INSTRUCTIONS FOR THE TASK:
Strip the pictures and reproduce the rest of the listing exactly.

Data listing
::::::::
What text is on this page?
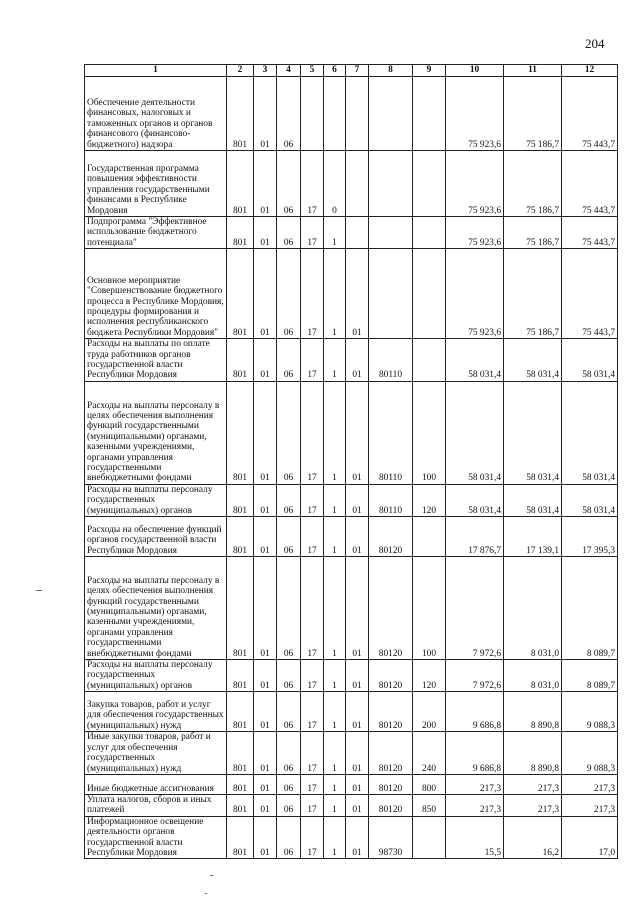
204
1	2	3	4	5	6	7	8	9	10	11	12
Обеспечение деятельности финансовых, налоговых и таможенных органов и органов финансового (финансово-бюджетного) надзора	801	01	06						75 923,6	75 186,7	75 443,7
Государственная программа повышения эффективности управления государственными финансами в Республике Мордовия	801	01	06	17	0				75 923,6	75 186,7	75 443,7
Подпрограмма "Эффективное использование бюджетного потенциала"	801	01	06	17	1				75 923,6	75 186,7	75 443,7
Основное мероприятие "Совершенствование бюджетного процесса в Республике Мордовия, процедуры формирования и исполнения республиканского бюджета Республики Мордовия"	801	01	06	17	1	01			75 923,6	75 186,7	75 443,7
Расходы на выплаты по оплате труда работников органов государственной власти Республики Мордовия	801	01	06	17	1	01	80110		58 031,4	58 031,4	58 031,4
Расходы на выплаты персоналу в целях обеспечения выполнения функций государственными (муниципальными) органами, казенными учреждениями, органами управления государственными внебюджетными фондами	801	01	06	17	1	01	80110	100	58 031,4	58 031,4	58 031,4
Расходы на выплаты персоналу государственных (муниципальных) органов	801	01	06	17	1	01	80110	120	58 031,4	58 031,4	58 031,4
Расходы на обеспечение функций органов государственной власти Республики Мордовия	801	01	06	17	1	01	80120		17 876,7	17 139,1	17 395,3
Расходы на выплаты персоналу в целях обеспечения выполнения функций государственными (муниципальными) органами, казенными учреждениями, органами управления государственными внебюджетными фондами	801	01	06	17	1	01	80120	100	7 972,6	8 031,0	8 089,7
Расходы на выплаты персоналу государственных (муниципальных) органов	801	01	06	17	1	01	80120	120	7 972,6	8 031,0	8 089,7
Закупка товаров, работ и услуг для обеспечения государственных (муниципальных) нужд	801	01	06	17	1	01	80120	200	9 686,8	8 890,8	9 088,3
Иные закупки товаров, работ и услуг для обеспечения государственных (муниципальных) нужд	801	01	06	17	1	01	80120	240	9 686,8	8 890,8	9 088,3
Иные бюджетные ассигнования	801	01	06	17	1	01	80120	800	217,3	217,3	217,3
Уплата налогов, сборов и иных платежей	801	01	06	17	1	01	80120	850	217,3	217,3	217,3
Информационное освещение деятельности органов государственной власти Республики Мордовия	801	01	06	17	1	01	98730		15,5	16,2	17,0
::::::::
OUTPUT FOR THIS TASK:
What text is on this page?
204
1	2	3	4	5	6	7	8	9	10	11	12
Обеспечение деятельности финансовых, налоговых и таможенных органов и органов финансового (финансово-бюджетного) надзора	801	01	06						75 923,6	75 186,7	75 443,7
Государственная программа повышения эффективности управления государственными финансами в Республике Мордовия	801	01	06	17	0				75 923,6	75 186,7	75 443,7
Подпрограмма "Эффективное использование бюджетного потенциала"	801	01	06	17	1				75 923,6	75 186,7	75 443,7
Основное мероприятие "Совершенствование бюджетного процесса в Республике Мордовия, процедуры формирования и исполнения республиканского бюджета Республики Мордовия"	801	01	06	17	1	01			75 923,6	75 186,7	75 443,7
Расходы на выплаты по оплате труда работников органов государственной власти Республики Мордовия	801	01	06	17	1	01	80110		58 031,4	58 031,4	58 031,4
Расходы на выплаты персоналу в целях обеспечения выполнения функций государственными (муниципальными) органами, казенными учреждениями, органами управления государственными внебюджетными фондами	801	01	06	17	1	01	80110	100	58 031,4	58 031,4	58 031,4
Расходы на выплаты персоналу государственных (муниципальных) органов	801	01	06	17	1	01	80110	120	58 031,4	58 031,4	58 031,4
Расходы на обеспечение функций органов государственной власти Республики Мордовия	801	01	06	17	1	01	80120		17 876,7	17 139,1	17 395,3
Расходы на выплаты персоналу в целях обеспечения выполнения функций государственными (муниципальными) органами, казенными учреждениями, органами управления государственными внебюджетными фондами	801	01	06	17	1	01	80120	100	7 972,6	8 031,0	8 089,7
Расходы на выплаты персоналу государственных (муниципальных) органов	801	01	06	17	1	01	80120	120	7 972,6	8 031,0	8 089,7
Закупка товаров, работ и услуг для обеспечения государственных (муниципальных) нужд	801	01	06	17	1	01	80120	200	9 686,8	8 890,8	9 088,3
Иные закупки товаров, работ и услуг для обеспечения государственных (муниципальных) нужд	801	01	06	17	1	01	80120	240	9 686,8	8 890,8	9 088,3
Иные бюджетные ассигнования	801	01	06	17	1	01	80120	800	217,3	217,3	217,3
Уплата налогов, сборов и иных платежей	801	01	06	17	1	01	80120	850	217,3	217,3	217,3
Информационное освещение деятельности органов государственной власти Республики Мордовия	801	01	06	17	1	01	98730		15,5	16,2	17,0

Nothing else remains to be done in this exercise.